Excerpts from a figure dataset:
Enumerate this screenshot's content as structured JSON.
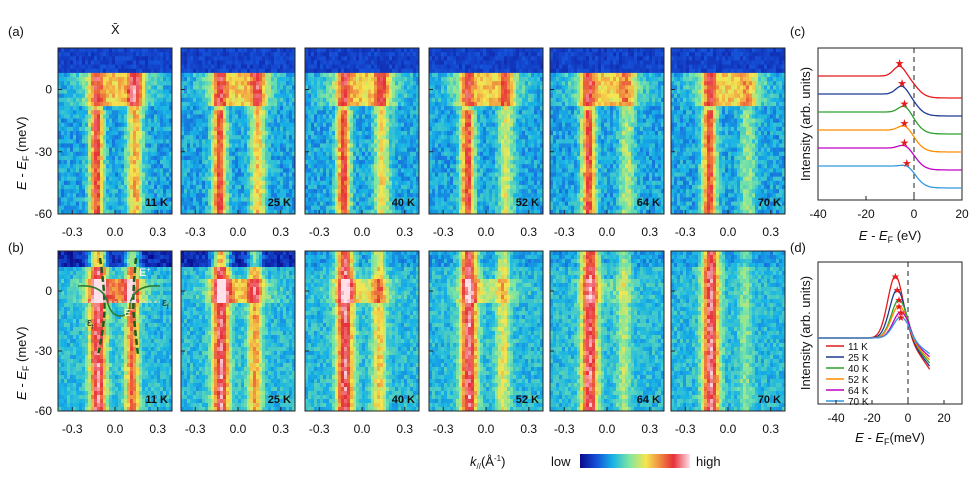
{
  "figure": {
    "panel_labels": {
      "a": "(a)",
      "b": "(b)",
      "c": "(c)",
      "d": "(d)"
    },
    "xbar_label": "X̄",
    "colorbar": {
      "low": "low",
      "high": "high",
      "colors": [
        "#0a0a8c",
        "#1550d8",
        "#18b4e6",
        "#7fe6a0",
        "#f5e650",
        "#f09040",
        "#e6303a",
        "#ffe0e8"
      ]
    },
    "row_axis": {
      "ylabel_a": "E - E",
      "ylabel_b": "E - E",
      "ylabel_sub": "F",
      "ylabel_unit": " (meV)",
      "yticks": [
        "0",
        "-30",
        "-60"
      ],
      "xticks": [
        "-0.3",
        "0.0",
        "0.3"
      ],
      "xlabel_k": "k",
      "xlabel_sub": "//",
      "xlabel_unit": "(Å",
      "xlabel_sup": "-1",
      "xlabel_close": ")"
    },
    "annotations_b": {
      "E": "E",
      "E_sup": "+",
      "E2": "E",
      "E2_sup": "-",
      "eps": "ε",
      "eps_sub": "f"
    }
  },
  "chart_data": [
    {
      "type": "heatmap",
      "panel": "a",
      "temperatures": [
        "11 K",
        "25 K",
        "40 K",
        "52 K",
        "64 K",
        "70 K"
      ],
      "xlim": [
        -0.4,
        0.4
      ],
      "ylim": [
        -60,
        20
      ],
      "xticks": [
        -0.3,
        0.0,
        0.3
      ],
      "yticks": [
        0,
        -30,
        -60
      ]
    },
    {
      "type": "heatmap",
      "panel": "b",
      "temperatures": [
        "11 K",
        "25 K",
        "40 K",
        "52 K",
        "64 K",
        "70 K"
      ],
      "xlim": [
        -0.4,
        0.4
      ],
      "ylim": [
        -60,
        20
      ],
      "xticks": [
        -0.3,
        0.0,
        0.3
      ],
      "yticks": [
        0,
        -30,
        -60
      ]
    },
    {
      "type": "line",
      "panel": "c",
      "xlabel": "E - E",
      "xlabel_sub": "F",
      "xlabel_unit": " (eV)",
      "ylabel": "Intensity (arb. units)",
      "xlim": [
        -40,
        20
      ],
      "xticks": [
        "-40",
        "-20",
        "0",
        "20"
      ],
      "series": [
        {
          "color": "#e41a1c",
          "offset": 5,
          "peak": -6
        },
        {
          "color": "#1f3a93",
          "offset": 4,
          "peak": -5
        },
        {
          "color": "#2ca02c",
          "offset": 3,
          "peak": -4
        },
        {
          "color": "#ff8c00",
          "offset": 2,
          "peak": -4
        },
        {
          "color": "#c000c0",
          "offset": 1,
          "peak": -4
        },
        {
          "color": "#3399dd",
          "offset": 0,
          "peak": -3
        }
      ]
    },
    {
      "type": "line",
      "panel": "d",
      "xlabel": "E - E",
      "xlabel_sub": "F",
      "xlabel_unit": "(meV)",
      "ylabel": "Intensity (arb. units)",
      "xlim": [
        -50,
        30
      ],
      "xticks": [
        "-40",
        "-20",
        "0",
        "20"
      ],
      "legend": "left",
      "series": [
        {
          "name": "11 K",
          "color": "#e41a1c",
          "peak": -7,
          "height": 1.0
        },
        {
          "name": "25 K",
          "color": "#1f3a93",
          "peak": -6,
          "height": 0.78
        },
        {
          "name": "40 K",
          "color": "#2ca02c",
          "peak": -5,
          "height": 0.62
        },
        {
          "name": "52 K",
          "color": "#ff8c00",
          "peak": -5,
          "height": 0.52
        },
        {
          "name": "64 K",
          "color": "#c000c0",
          "peak": -4,
          "height": 0.42
        },
        {
          "name": "70 K",
          "color": "#3399dd",
          "peak": -4,
          "height": 0.34
        }
      ]
    }
  ]
}
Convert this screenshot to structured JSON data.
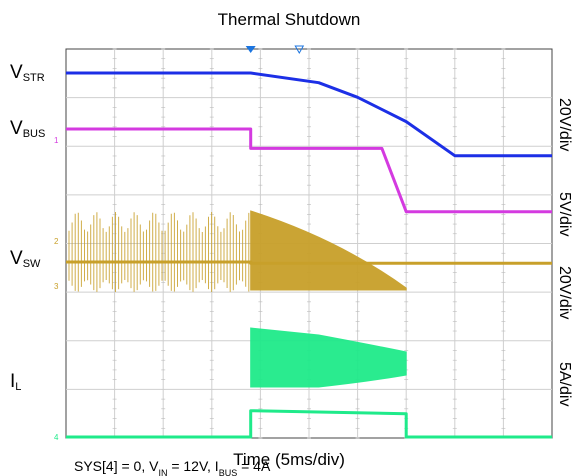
{
  "chart_data": {
    "type": "line",
    "title": "Thermal Shutdown",
    "xlabel": "Time (5ms/div)",
    "x_div": 10,
    "y_div": 8,
    "annotation": {
      "sys": "SYS[4] = 0, V",
      "vin_sub": "IN",
      "vin_val": " = 12V, I",
      "ibus_sub": "BUS",
      "ibus_val": " = 4A"
    },
    "channels": [
      {
        "id": "vstr",
        "label": "V",
        "sub": "STR",
        "scale": "20V/div",
        "color": "#1c2fe6"
      },
      {
        "id": "vbus",
        "label": "V",
        "sub": "BUS",
        "scale": "5V/div",
        "color": "#d43ae0"
      },
      {
        "id": "vsw",
        "label": "V",
        "sub": "SW",
        "scale": "20V/div",
        "color": "#c8a02a"
      },
      {
        "id": "il",
        "label": "I",
        "sub": "L",
        "scale": "5A/div",
        "color": "#1fea8a"
      }
    ],
    "series": [
      {
        "name": "V_STR",
        "x": [
          0,
          3.8,
          5.2,
          6.0,
          7.0,
          8.0,
          10
        ],
        "y": [
          4.5,
          4.5,
          4.3,
          4.0,
          3.5,
          2.8,
          2.8
        ]
      },
      {
        "name": "V_BUS",
        "x": [
          0,
          3.8,
          3.8,
          6.5,
          7.0,
          10
        ],
        "y": [
          3.0,
          3.0,
          2.6,
          2.6,
          1.3,
          1.3
        ]
      },
      {
        "name": "V_SW",
        "x": [
          0,
          3.8,
          3.8,
          7.0,
          10
        ],
        "y": [
          0.1,
          0.1,
          0.0,
          0.0,
          0.0
        ]
      },
      {
        "name": "I_L",
        "x": [
          0,
          3.8,
          3.8,
          7.0,
          7.0,
          10
        ],
        "y": [
          -2.0,
          -2.0,
          -1.1,
          -1.2,
          -2.0,
          -2.0
        ]
      }
    ]
  }
}
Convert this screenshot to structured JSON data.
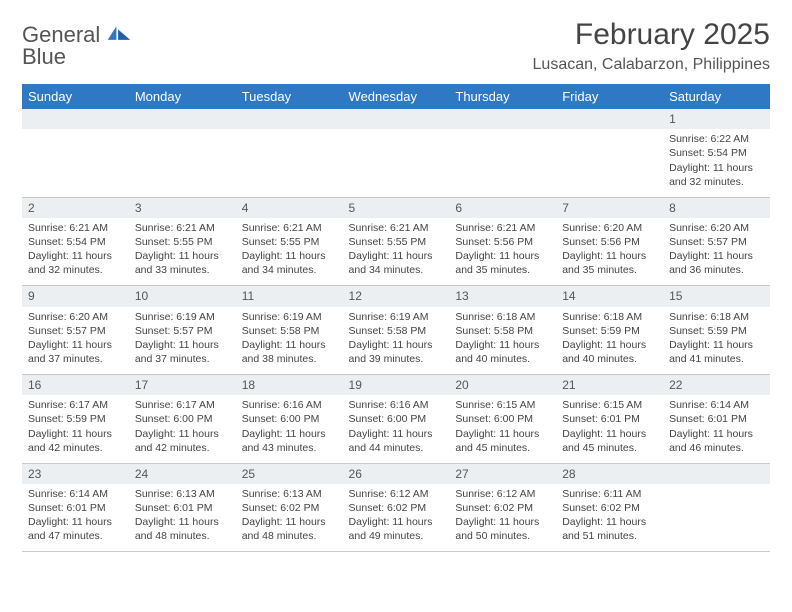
{
  "logo": {
    "line1": "General",
    "line2": "Blue"
  },
  "title": "February 2025",
  "location": "Lusacan, Calabarzon, Philippines",
  "colors": {
    "header_bg": "#2f78c4",
    "header_text": "#ffffff",
    "daynum_bg": "#eceff1",
    "border": "#c9c9c9",
    "text": "#444444",
    "logo_blue": "#2f78c4"
  },
  "day_headers": [
    "Sunday",
    "Monday",
    "Tuesday",
    "Wednesday",
    "Thursday",
    "Friday",
    "Saturday"
  ],
  "weeks": [
    [
      {
        "n": "",
        "t": ""
      },
      {
        "n": "",
        "t": ""
      },
      {
        "n": "",
        "t": ""
      },
      {
        "n": "",
        "t": ""
      },
      {
        "n": "",
        "t": ""
      },
      {
        "n": "",
        "t": ""
      },
      {
        "n": "1",
        "t": "Sunrise: 6:22 AM\nSunset: 5:54 PM\nDaylight: 11 hours and 32 minutes."
      }
    ],
    [
      {
        "n": "2",
        "t": "Sunrise: 6:21 AM\nSunset: 5:54 PM\nDaylight: 11 hours and 32 minutes."
      },
      {
        "n": "3",
        "t": "Sunrise: 6:21 AM\nSunset: 5:55 PM\nDaylight: 11 hours and 33 minutes."
      },
      {
        "n": "4",
        "t": "Sunrise: 6:21 AM\nSunset: 5:55 PM\nDaylight: 11 hours and 34 minutes."
      },
      {
        "n": "5",
        "t": "Sunrise: 6:21 AM\nSunset: 5:55 PM\nDaylight: 11 hours and 34 minutes."
      },
      {
        "n": "6",
        "t": "Sunrise: 6:21 AM\nSunset: 5:56 PM\nDaylight: 11 hours and 35 minutes."
      },
      {
        "n": "7",
        "t": "Sunrise: 6:20 AM\nSunset: 5:56 PM\nDaylight: 11 hours and 35 minutes."
      },
      {
        "n": "8",
        "t": "Sunrise: 6:20 AM\nSunset: 5:57 PM\nDaylight: 11 hours and 36 minutes."
      }
    ],
    [
      {
        "n": "9",
        "t": "Sunrise: 6:20 AM\nSunset: 5:57 PM\nDaylight: 11 hours and 37 minutes."
      },
      {
        "n": "10",
        "t": "Sunrise: 6:19 AM\nSunset: 5:57 PM\nDaylight: 11 hours and 37 minutes."
      },
      {
        "n": "11",
        "t": "Sunrise: 6:19 AM\nSunset: 5:58 PM\nDaylight: 11 hours and 38 minutes."
      },
      {
        "n": "12",
        "t": "Sunrise: 6:19 AM\nSunset: 5:58 PM\nDaylight: 11 hours and 39 minutes."
      },
      {
        "n": "13",
        "t": "Sunrise: 6:18 AM\nSunset: 5:58 PM\nDaylight: 11 hours and 40 minutes."
      },
      {
        "n": "14",
        "t": "Sunrise: 6:18 AM\nSunset: 5:59 PM\nDaylight: 11 hours and 40 minutes."
      },
      {
        "n": "15",
        "t": "Sunrise: 6:18 AM\nSunset: 5:59 PM\nDaylight: 11 hours and 41 minutes."
      }
    ],
    [
      {
        "n": "16",
        "t": "Sunrise: 6:17 AM\nSunset: 5:59 PM\nDaylight: 11 hours and 42 minutes."
      },
      {
        "n": "17",
        "t": "Sunrise: 6:17 AM\nSunset: 6:00 PM\nDaylight: 11 hours and 42 minutes."
      },
      {
        "n": "18",
        "t": "Sunrise: 6:16 AM\nSunset: 6:00 PM\nDaylight: 11 hours and 43 minutes."
      },
      {
        "n": "19",
        "t": "Sunrise: 6:16 AM\nSunset: 6:00 PM\nDaylight: 11 hours and 44 minutes."
      },
      {
        "n": "20",
        "t": "Sunrise: 6:15 AM\nSunset: 6:00 PM\nDaylight: 11 hours and 45 minutes."
      },
      {
        "n": "21",
        "t": "Sunrise: 6:15 AM\nSunset: 6:01 PM\nDaylight: 11 hours and 45 minutes."
      },
      {
        "n": "22",
        "t": "Sunrise: 6:14 AM\nSunset: 6:01 PM\nDaylight: 11 hours and 46 minutes."
      }
    ],
    [
      {
        "n": "23",
        "t": "Sunrise: 6:14 AM\nSunset: 6:01 PM\nDaylight: 11 hours and 47 minutes."
      },
      {
        "n": "24",
        "t": "Sunrise: 6:13 AM\nSunset: 6:01 PM\nDaylight: 11 hours and 48 minutes."
      },
      {
        "n": "25",
        "t": "Sunrise: 6:13 AM\nSunset: 6:02 PM\nDaylight: 11 hours and 48 minutes."
      },
      {
        "n": "26",
        "t": "Sunrise: 6:12 AM\nSunset: 6:02 PM\nDaylight: 11 hours and 49 minutes."
      },
      {
        "n": "27",
        "t": "Sunrise: 6:12 AM\nSunset: 6:02 PM\nDaylight: 11 hours and 50 minutes."
      },
      {
        "n": "28",
        "t": "Sunrise: 6:11 AM\nSunset: 6:02 PM\nDaylight: 11 hours and 51 minutes."
      },
      {
        "n": "",
        "t": ""
      }
    ]
  ]
}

• YOUR TASK: Where a line in the material contains "height", copy that line.

• RESULT OF THIS EXERCISE:
          "height": 1.0
          "height": 0.78
          "height": 0.62
          "height": 0.52
          "height": 0.42
          "height": 0.34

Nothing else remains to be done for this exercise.